◆ **Exercise instructions**
1. Reproduce the sorting-utilities patch word for word from "for idx in range(X_end" to "need for locks).".
2. Continue the patch on uniform sorting-utility signatures from the point where it stops.

◆ **Excerpt**
From 4d81dd1e52ec04fc5401cb765023b261aae60db9 Mon Sep 17 00:00:00 2001
From: Julien Jerphanion <git@jjerphan.xyz>
Date: Tue, 14 Feb 2023 17:14:00 +0100
Subject: [PATCH 07/18] MAINT Make signature of sorting utilities uniform

---
 .../metrics/_pairwise_distances_reduction/_argkmin.pyx.tp | 6 +++---
 .../_radius_neighbors.pyx.tp                              | 6 +++---
 sklearn/utils/_sorting.pxd                                | 8 +++++++-
 sklearn/utils/_sorting.pyx                                | 4 ++--
 4 files changed, 15 insertions(+), 9 deletions(-)

diff --git a/sklearn/metrics/_pairwise_distances_reduction/_argkmin.pyx.tp b/sklearn/metrics/_pairwise_distances_reduction/_argkmin.pyx.tp
index d85534e5513d8..8c970ce4437ba 100644
--- a/sklearn/metrics/_pairwise_distances_reduction/_argkmin.pyx.tp
+++ b/sklearn/metrics/_pairwise_distances_reduction/_argkmin.pyx.tp
@@ -6,7 +6,7 @@ from cython cimport final
 from cython.parallel cimport parallel, prange
 
 from ...utils._heap cimport heap_push
-from ...utils._sorting cimport simultaneous_quick_sort
+from ...utils._sorting cimport simultaneous_quick_sort as _simultaneous_sort
 from ...utils._typedefs cimport ITYPE_t, DTYPE_t
 
 import numpy as np
@@ -194,7 +194,7 @@ cdef class ArgKmin{{name_suffix}}(BaseDistancesReduction{{name_suffix}}):
         # Sorting the main heaps portion associated to `X[X_start:X_end]`
         # in ascending order w.r.t the distances.
         for idx in range(X_end - X_start):
-            simultaneous_quick_sort(
+            _simultaneous_sort(
                 self.heaps_r_distances_chunks[thread_num] + idx * self.k,
                 self.heaps_indices_chunks[thread_num] + idx * self.k,
                 self.k
@@ -278,7 +278,7 @@ cdef class ArgKmin{{name_suffix}}(BaseDistancesReduction{{name_suffix}}):
             # Sorting the main in ascending order w.r.t the distances.
             # This is done in parallel sample-wise (no need for locks).
             for idx in prange(self.n_samples_X, schedule='static'):
-                simultaneous_quick_sort(
+                _simultaneous_sort(
                     &self.argkmin_distances[idx, 0],
                     &self.argkmin_indices[idx, 0],
                     self.k,
diff --git a/sklearn/metrics/_pairwise_distances_reduction/_radius_neighbors.pyx.tp b/sklearn/metrics/_pairwise_distances_reduction/_radius_neighbors.pyx.tp
index 3b39626ff3bf4..b2cc2e246e70d 100644
--- a/sklearn/metrics/_pairwise_distances_reduction/_radius_neighbors.pyx.tp
+++ b/sklearn/metrics/_pairwise_distances_reduction/_radius_neighbors.pyx.tp
@@ -8,7 +8,7 @@ from cython cimport final
 from cython.operator cimport dereference as deref
 from cython.parallel cimport parallel, prange
 
-from ...utils._sorting cimport simultaneous_quick_sort
+from ...utils._sorting cimport simultaneous_quick_sort as _simultaneous_sort
 from ...utils._typedefs cimport ITYPE_t, DTYPE_t
 from ...utils._vector_sentinel cimport vector_to_nd_array
 
@@ -221,7 +221,7 @@ cdef class RadiusNeighbors{{name_suffix}}(BaseDistancesReduction{{name_suffix}})

◆ **Data shown**
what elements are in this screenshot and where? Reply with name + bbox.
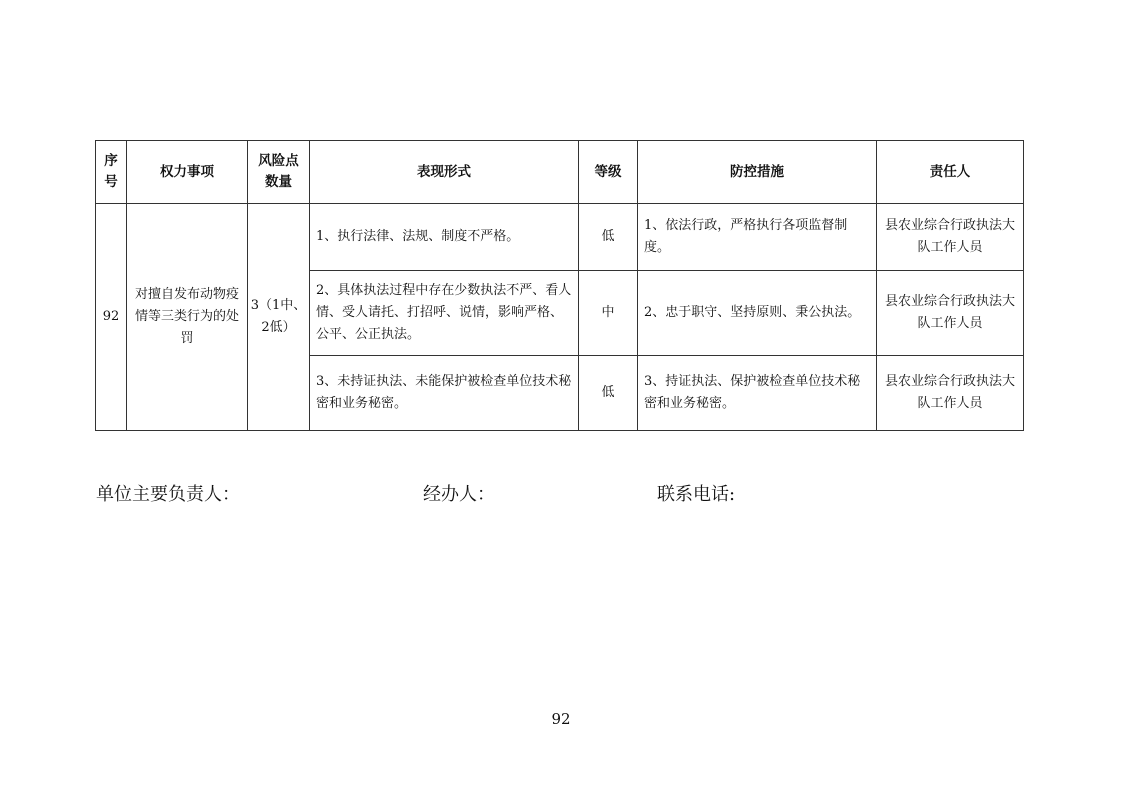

◆ **Answer set**
1.
for idx in range(X_end - X_start):
-            simultaneous_quick_sort(
+            _simultaneous_sort(
                 self.heaps_r_distances_chunks[thread_num] + idx * self.k,
                 self.heaps_indices_chunks[thread_num] + idx * self.k,
                 self.k
@@ -278,7 +278,7 @@ cdef class ArgKmin{{name_suffix}}(BaseDistancesReduction{{name_suffix}}):
             # Sorting the main in ascending order w.r.t the distances.
             # This is done in parallel sample-wise (no need for locks).

2.
         # Sorting neighbors for each query vector of X
         if self.sort_results:
             for idx in range(X_start, X_end):
-                simultaneous_quick_sort(
+                _simultaneous_sort(
                     deref(self.neigh_distances)[idx].data(),
                     deref(self.neigh_indices)[idx].data(),
                     deref(self.neigh_indices)[idx].size()
@@ -292,7 +292,7 @@ cdef class RadiusNeighbors{{name_suffix}}(BaseDistancesReduction{{name_suffix}})
             # Sort in parallel in ascending order w.r.t the distances if requested.
             if self.sort_results:
                 for idx in prange(self.n_samples_X, schedule='static'):
-                    simultaneous_quick_sort(
+                    _simultaneous_sort(
                         deref(self.neigh_distances)[idx].data(),
                         deref(self.neigh_indices)[idx].data(),
                         deref(self.neigh_indices)[idx].size()
diff --git a/sklearn/utils/_sorting.pxd b/sklearn/utils/_sorting.pxd
index 96ec1d8375865..114591baa2b03 100644
--- a/sklearn/utils/_sorting.pxd
+++ b/sklearn/utils/_sorting.pxd
@@ -2,7 +2,7 @@ cimport numpy as cnp
 
 from cython cimport floating
 
-cdef int simultaneous_quick_sort(
+cdef void simultaneous_quick_sort(
     floating* values,
     cnp.intp_t* indices,
     cnp.intp_t size,
@@ -13,3 +13,9 @@ cdef void simultaneous_introsort(
     cnp.intp_t* indices,
     cnp.intp_t size,
 ) nogil
+
+cdef void simultaneous_heapsort(
+    floating* values,
+    cnp.intp_t* indices,
+    cnp.intp_t size,
+) nogil
diff --git a/sklearn/utils/_sorting.pyx b/sklearn/utils/_sorting.pyx
index 30963e37dfb3a..65e024d66e3fa 100644
--- a/sklearn/utils/_sorting.pyx
+++ b/sklearn/utils/_sorting.pyx
@@ -89,7 +89,7 @@ cdef inline void simultaneous_introsort(
     _simultaneous_introsort(values, indices, size, maxd)
 
 
-cdef int simultaneous_quick_sort(
+cdef void simultaneous_quick_sort(
     floating* values,
     cnp.intp_t* indices,
     cnp.intp_t size,
@@ -158,7 +158,7 @@ cdef int simultaneous_quick_sort(
             simultaneous_quick_sort(values + pivot_idx + 1,
                                     indices + pivot_idx + 1,
                                     size - pivot_idx - 1)
-    return 0
+
 
 # Introsort with median of 3 pivot selection and 3-way partition function
 # (robust to repeated elements, e.g. lots of zero features).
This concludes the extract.